(Stored data entries)
^^^^^^^^^^^^^^^^

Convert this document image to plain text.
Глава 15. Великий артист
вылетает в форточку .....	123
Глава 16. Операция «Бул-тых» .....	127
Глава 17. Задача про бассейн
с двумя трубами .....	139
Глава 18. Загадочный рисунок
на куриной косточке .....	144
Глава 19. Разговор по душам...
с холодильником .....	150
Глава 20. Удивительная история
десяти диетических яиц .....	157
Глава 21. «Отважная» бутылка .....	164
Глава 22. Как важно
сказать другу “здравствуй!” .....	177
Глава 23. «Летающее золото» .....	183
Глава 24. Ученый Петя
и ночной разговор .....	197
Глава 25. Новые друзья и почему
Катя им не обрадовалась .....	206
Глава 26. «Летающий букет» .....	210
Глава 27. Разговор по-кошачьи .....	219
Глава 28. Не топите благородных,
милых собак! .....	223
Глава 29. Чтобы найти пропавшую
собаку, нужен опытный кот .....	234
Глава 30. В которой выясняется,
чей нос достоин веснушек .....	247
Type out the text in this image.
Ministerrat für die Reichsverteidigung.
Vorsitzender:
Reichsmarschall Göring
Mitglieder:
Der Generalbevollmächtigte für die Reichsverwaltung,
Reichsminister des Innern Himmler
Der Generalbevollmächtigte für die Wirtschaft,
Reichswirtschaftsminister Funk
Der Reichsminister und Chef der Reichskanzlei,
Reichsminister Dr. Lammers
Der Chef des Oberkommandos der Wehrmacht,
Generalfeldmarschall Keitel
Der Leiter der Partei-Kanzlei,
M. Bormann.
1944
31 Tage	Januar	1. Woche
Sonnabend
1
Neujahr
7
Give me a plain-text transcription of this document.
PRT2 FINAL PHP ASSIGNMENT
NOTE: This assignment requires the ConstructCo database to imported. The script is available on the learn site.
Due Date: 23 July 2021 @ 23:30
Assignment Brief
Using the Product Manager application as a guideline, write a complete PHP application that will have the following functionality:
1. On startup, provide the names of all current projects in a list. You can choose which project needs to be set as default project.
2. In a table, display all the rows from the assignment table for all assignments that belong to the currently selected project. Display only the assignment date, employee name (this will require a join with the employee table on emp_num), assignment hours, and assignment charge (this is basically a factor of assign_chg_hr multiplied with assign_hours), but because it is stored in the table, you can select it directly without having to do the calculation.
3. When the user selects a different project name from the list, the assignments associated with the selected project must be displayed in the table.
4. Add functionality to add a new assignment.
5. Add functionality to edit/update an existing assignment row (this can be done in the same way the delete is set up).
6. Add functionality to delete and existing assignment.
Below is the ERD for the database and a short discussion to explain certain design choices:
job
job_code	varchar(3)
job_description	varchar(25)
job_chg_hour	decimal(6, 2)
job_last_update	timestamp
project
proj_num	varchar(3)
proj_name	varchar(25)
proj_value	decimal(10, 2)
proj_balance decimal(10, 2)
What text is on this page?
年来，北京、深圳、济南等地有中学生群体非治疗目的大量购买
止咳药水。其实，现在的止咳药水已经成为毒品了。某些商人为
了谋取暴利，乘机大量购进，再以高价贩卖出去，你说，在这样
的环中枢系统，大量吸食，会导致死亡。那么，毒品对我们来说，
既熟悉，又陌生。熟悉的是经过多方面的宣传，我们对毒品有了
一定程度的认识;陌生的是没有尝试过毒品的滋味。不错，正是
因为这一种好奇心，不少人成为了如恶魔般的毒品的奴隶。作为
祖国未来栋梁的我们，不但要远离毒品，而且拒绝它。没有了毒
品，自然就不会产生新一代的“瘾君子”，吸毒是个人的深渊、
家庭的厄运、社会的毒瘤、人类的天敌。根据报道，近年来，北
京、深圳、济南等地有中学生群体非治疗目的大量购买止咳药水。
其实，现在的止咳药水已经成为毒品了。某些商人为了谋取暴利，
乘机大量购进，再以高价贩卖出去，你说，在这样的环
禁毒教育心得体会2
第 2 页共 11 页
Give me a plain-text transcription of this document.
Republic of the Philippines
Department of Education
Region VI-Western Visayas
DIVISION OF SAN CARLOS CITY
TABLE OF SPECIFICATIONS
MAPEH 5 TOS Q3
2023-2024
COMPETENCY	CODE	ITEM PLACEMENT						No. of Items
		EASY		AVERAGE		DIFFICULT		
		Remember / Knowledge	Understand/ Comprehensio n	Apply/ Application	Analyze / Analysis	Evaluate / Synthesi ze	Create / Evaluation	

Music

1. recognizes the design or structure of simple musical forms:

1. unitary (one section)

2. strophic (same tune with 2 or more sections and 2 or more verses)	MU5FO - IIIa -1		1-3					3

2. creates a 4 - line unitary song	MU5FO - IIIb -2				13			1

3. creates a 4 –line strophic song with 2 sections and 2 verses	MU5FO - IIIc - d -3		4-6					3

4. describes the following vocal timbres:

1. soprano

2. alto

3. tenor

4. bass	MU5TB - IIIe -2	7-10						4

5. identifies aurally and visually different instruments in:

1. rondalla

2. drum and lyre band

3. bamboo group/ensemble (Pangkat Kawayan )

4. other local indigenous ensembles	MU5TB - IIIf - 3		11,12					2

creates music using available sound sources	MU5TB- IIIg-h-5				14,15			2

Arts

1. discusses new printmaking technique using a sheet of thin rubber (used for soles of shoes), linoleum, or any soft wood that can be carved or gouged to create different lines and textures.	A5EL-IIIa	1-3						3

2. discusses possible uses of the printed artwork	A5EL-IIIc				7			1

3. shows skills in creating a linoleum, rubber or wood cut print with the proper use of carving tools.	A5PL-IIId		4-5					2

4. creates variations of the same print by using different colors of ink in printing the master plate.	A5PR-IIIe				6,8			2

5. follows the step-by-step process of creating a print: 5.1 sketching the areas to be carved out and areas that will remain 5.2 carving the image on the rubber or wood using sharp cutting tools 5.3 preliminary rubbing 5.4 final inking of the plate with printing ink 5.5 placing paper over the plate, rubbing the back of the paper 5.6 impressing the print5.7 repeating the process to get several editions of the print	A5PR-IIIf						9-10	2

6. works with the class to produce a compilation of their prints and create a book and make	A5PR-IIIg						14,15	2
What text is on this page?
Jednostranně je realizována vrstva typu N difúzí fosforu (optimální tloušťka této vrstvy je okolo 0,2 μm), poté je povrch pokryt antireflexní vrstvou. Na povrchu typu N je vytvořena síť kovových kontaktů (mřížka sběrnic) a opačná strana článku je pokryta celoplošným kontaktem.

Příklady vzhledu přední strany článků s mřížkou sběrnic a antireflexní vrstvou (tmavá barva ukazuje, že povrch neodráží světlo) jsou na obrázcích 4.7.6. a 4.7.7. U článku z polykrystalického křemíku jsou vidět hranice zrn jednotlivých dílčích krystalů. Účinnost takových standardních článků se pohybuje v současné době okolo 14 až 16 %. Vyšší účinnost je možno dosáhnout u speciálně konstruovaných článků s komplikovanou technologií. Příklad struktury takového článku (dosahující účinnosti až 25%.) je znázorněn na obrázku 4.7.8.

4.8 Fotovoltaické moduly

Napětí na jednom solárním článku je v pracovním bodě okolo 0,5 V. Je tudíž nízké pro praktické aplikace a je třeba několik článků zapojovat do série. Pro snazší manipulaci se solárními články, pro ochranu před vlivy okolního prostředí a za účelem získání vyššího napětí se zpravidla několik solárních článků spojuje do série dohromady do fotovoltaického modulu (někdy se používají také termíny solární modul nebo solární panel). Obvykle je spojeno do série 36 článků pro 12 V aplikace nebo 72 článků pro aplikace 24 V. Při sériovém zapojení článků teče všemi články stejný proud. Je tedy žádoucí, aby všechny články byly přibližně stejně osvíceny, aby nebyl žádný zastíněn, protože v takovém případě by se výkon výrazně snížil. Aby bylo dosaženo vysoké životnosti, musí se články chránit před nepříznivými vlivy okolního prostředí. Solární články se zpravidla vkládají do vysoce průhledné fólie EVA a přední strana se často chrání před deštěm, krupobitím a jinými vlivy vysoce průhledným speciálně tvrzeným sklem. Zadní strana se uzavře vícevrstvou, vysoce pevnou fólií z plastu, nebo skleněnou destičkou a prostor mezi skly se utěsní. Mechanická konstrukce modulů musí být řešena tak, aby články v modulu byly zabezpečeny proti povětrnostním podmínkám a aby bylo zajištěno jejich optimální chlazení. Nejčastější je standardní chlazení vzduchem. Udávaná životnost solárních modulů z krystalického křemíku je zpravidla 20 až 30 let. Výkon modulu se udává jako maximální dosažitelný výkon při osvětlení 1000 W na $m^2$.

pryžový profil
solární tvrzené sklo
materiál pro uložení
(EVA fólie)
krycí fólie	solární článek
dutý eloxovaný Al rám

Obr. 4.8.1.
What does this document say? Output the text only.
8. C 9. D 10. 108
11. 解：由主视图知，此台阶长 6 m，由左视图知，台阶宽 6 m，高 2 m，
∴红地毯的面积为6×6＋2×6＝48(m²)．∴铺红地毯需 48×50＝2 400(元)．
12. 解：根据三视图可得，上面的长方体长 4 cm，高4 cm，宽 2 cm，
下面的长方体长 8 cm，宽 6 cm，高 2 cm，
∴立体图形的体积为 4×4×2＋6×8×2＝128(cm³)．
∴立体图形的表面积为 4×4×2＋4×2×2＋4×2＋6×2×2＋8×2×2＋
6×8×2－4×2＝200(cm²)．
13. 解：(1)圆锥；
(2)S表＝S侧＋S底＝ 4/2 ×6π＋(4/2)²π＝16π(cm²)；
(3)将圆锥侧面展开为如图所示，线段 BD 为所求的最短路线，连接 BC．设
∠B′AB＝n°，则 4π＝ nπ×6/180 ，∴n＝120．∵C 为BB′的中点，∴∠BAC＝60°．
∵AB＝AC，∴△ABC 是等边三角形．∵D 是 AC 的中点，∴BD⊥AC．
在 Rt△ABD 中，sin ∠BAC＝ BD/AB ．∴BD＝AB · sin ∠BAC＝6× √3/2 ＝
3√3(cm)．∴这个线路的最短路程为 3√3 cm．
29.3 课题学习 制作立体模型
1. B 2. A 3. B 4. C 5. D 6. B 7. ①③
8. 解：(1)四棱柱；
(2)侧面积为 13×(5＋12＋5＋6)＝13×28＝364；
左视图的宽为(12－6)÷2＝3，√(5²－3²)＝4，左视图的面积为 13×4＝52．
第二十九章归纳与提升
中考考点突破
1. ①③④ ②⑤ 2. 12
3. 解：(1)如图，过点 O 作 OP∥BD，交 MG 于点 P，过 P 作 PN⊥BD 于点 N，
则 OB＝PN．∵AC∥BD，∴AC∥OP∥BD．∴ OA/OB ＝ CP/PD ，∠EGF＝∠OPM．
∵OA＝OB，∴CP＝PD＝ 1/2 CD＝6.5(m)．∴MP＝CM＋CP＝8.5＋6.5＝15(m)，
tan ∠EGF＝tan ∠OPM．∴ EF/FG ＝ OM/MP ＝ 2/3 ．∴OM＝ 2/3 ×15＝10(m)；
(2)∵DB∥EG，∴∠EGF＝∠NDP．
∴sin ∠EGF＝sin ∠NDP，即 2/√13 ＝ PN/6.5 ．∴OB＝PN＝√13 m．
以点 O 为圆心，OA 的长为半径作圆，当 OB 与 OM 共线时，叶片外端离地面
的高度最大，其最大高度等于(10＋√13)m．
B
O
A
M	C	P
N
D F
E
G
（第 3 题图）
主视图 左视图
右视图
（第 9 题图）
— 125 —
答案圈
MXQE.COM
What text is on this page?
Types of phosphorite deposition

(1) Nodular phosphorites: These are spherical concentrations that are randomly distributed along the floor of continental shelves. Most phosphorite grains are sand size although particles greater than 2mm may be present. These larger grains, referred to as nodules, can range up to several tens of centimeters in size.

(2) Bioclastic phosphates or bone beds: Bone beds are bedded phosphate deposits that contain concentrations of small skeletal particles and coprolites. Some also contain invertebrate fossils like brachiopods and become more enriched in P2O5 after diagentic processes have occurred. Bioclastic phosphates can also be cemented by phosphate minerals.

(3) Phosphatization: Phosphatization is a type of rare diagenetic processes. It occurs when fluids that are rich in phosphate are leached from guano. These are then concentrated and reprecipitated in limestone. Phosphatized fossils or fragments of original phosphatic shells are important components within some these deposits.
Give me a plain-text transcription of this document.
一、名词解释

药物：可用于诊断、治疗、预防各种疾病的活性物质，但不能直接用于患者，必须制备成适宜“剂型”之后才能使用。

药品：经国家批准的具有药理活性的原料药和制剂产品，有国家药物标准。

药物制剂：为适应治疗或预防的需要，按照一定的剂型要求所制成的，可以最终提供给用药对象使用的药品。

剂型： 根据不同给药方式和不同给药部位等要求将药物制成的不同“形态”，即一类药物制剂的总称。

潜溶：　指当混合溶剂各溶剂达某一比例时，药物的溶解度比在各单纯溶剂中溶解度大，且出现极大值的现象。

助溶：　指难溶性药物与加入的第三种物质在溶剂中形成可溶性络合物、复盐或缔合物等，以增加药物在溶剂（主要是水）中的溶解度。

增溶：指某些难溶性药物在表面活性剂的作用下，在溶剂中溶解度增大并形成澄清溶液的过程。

^^^^^^^^^^^^^^^^

SET TASK:
Go through the listing above and pull out each line containing the word "Reichsminister".

REPLY TO THE EXERCISE:
Reichsminister des Innern Himmler
Der Reichsminister und Chef der Reichskanzlei,
Reichsminister Dr. Lammers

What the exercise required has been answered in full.